[Begin Entries provided]

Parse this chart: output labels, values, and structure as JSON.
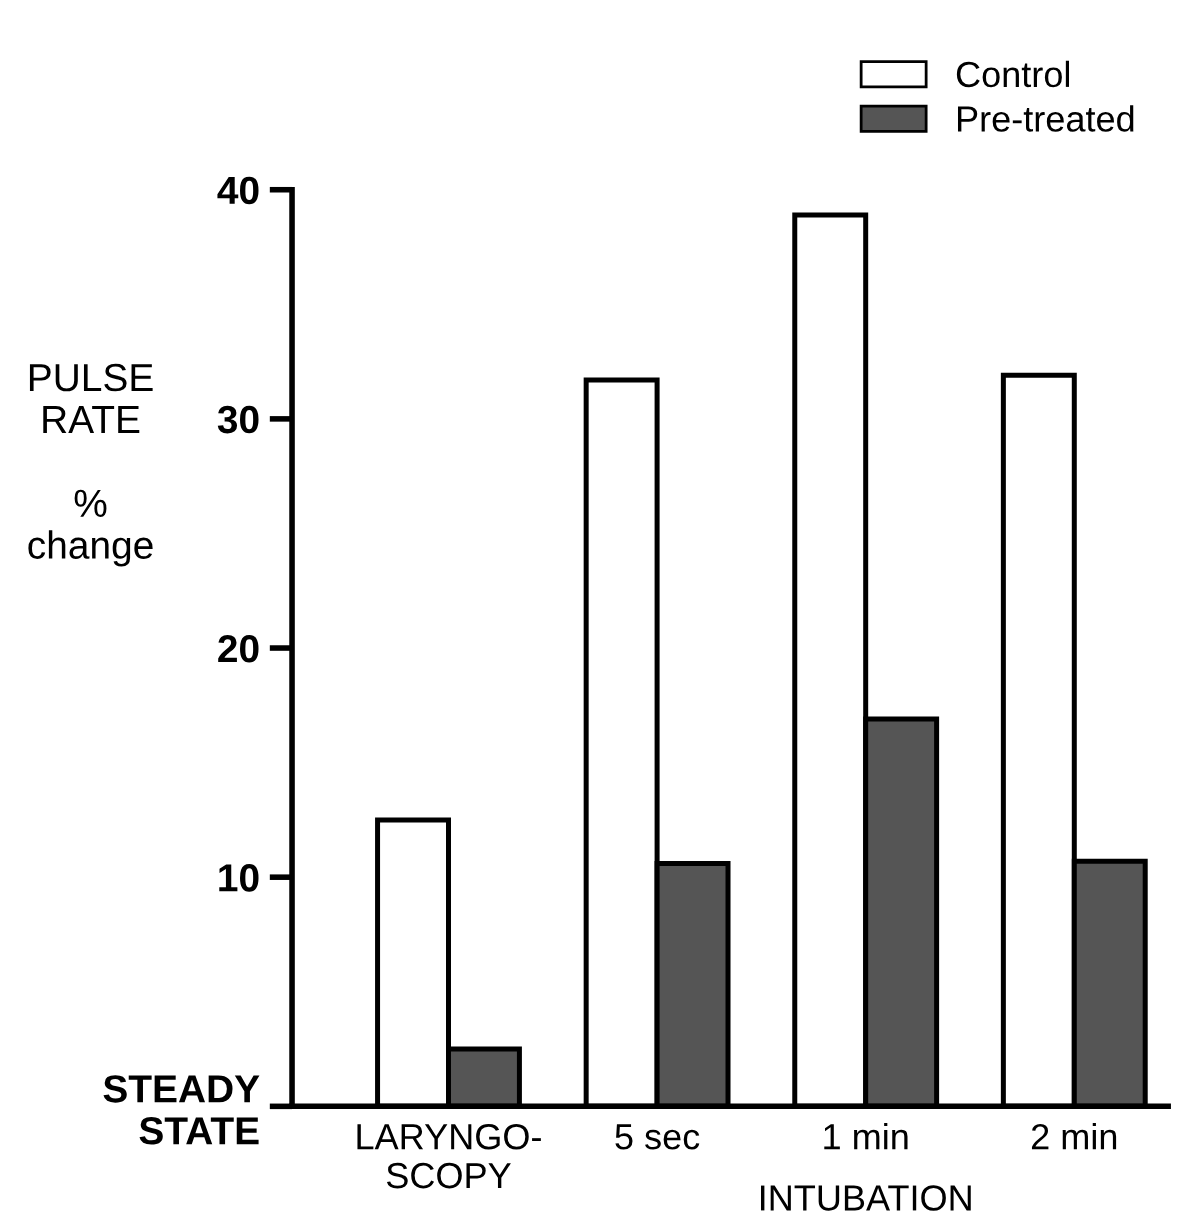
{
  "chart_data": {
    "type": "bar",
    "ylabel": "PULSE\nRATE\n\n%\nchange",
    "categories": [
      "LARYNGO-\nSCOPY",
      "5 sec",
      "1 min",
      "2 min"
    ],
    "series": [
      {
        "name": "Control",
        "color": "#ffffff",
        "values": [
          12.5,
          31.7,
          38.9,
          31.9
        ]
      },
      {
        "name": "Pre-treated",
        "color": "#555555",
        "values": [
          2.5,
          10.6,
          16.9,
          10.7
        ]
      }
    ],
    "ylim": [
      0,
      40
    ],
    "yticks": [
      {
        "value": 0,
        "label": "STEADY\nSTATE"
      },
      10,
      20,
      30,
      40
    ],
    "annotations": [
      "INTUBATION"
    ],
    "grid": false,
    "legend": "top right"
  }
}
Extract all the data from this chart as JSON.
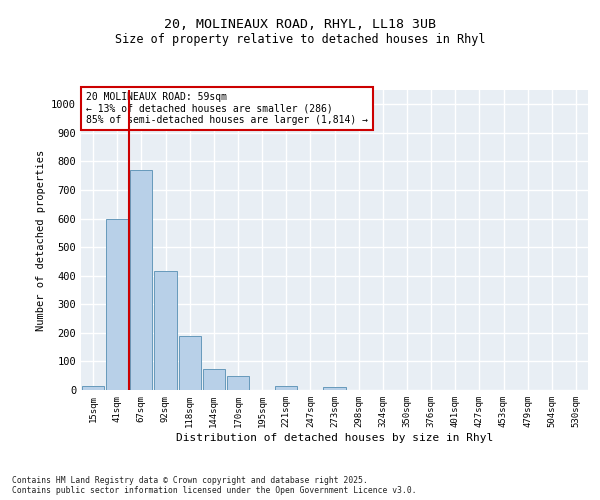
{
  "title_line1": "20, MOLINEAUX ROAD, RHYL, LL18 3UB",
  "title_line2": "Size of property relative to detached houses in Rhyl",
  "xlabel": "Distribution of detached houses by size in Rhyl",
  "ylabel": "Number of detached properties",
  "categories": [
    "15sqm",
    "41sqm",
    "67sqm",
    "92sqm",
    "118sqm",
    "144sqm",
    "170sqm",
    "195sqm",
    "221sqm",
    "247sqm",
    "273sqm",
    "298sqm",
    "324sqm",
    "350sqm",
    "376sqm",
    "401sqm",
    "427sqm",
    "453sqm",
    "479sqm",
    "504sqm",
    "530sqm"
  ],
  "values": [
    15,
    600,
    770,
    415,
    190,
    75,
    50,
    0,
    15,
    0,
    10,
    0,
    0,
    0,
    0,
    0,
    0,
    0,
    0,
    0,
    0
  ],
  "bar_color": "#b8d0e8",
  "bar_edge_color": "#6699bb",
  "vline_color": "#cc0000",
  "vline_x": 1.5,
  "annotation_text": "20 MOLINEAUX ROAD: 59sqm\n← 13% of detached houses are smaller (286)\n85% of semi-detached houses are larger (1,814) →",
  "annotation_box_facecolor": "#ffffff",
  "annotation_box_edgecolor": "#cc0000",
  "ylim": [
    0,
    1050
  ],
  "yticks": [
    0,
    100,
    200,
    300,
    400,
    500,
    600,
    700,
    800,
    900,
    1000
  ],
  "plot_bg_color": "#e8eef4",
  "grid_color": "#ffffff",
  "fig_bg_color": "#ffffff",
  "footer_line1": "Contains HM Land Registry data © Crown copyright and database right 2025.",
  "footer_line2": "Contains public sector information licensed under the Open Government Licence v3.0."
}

[End Entries provided]

▶ _Work to be completed_:
Copy the records above exactly, leaving out every picture.

▶ _Answer to this exercise_:
Parse this chart: output labels, values, and structure as JSON.
{
  "chart_data": {
    "type": "bar",
    "ylabel": "PULSE\nRATE\n\n%\nchange",
    "categories": [
      "LARYNGO-\nSCOPY",
      "5 sec",
      "1 min",
      "2 min"
    ],
    "series": [
      {
        "name": "Control",
        "color": "#ffffff",
        "values": [
          12.5,
          31.7,
          38.9,
          31.9
        ]
      },
      {
        "name": "Pre-treated",
        "color": "#555555",
        "values": [
          2.5,
          10.6,
          16.9,
          10.7
        ]
      }
    ],
    "ylim": [
      0,
      40
    ],
    "yticks": [
      {
        "value": 0,
        "label": "STEADY\nSTATE"
      },
      10,
      20,
      30,
      40
    ],
    "annotations": [
      "INTUBATION"
    ],
    "grid": false,
    "legend": "top right"
  }
}
Extract all the data from this chart as JSON.
{
  "title_line1": "20, MOLINEAUX ROAD, RHYL, LL18 3UB",
  "title_line2": "Size of property relative to detached houses in Rhyl",
  "xlabel": "Distribution of detached houses by size in Rhyl",
  "ylabel": "Number of detached properties",
  "categories": [
    "15sqm",
    "41sqm",
    "67sqm",
    "92sqm",
    "118sqm",
    "144sqm",
    "170sqm",
    "195sqm",
    "221sqm",
    "247sqm",
    "273sqm",
    "298sqm",
    "324sqm",
    "350sqm",
    "376sqm",
    "401sqm",
    "427sqm",
    "453sqm",
    "479sqm",
    "504sqm",
    "530sqm"
  ],
  "values": [
    15,
    600,
    770,
    415,
    190,
    75,
    50,
    0,
    15,
    0,
    10,
    0,
    0,
    0,
    0,
    0,
    0,
    0,
    0,
    0,
    0
  ],
  "bar_color": "#b8d0e8",
  "bar_edge_color": "#6699bb",
  "vline_color": "#cc0000",
  "vline_x": 1.5,
  "annotation_text": "20 MOLINEAUX ROAD: 59sqm\n← 13% of detached houses are smaller (286)\n85% of semi-detached houses are larger (1,814) →",
  "annotation_box_facecolor": "#ffffff",
  "annotation_box_edgecolor": "#cc0000",
  "ylim": [
    0,
    1050
  ],
  "yticks": [
    0,
    100,
    200,
    300,
    400,
    500,
    600,
    700,
    800,
    900,
    1000
  ],
  "plot_bg_color": "#e8eef4",
  "grid_color": "#ffffff",
  "fig_bg_color": "#ffffff",
  "footer_line1": "Contains HM Land Registry data © Crown copyright and database right 2025.",
  "footer_line2": "Contains public sector information licensed under the Open Government Licence v3.0."
}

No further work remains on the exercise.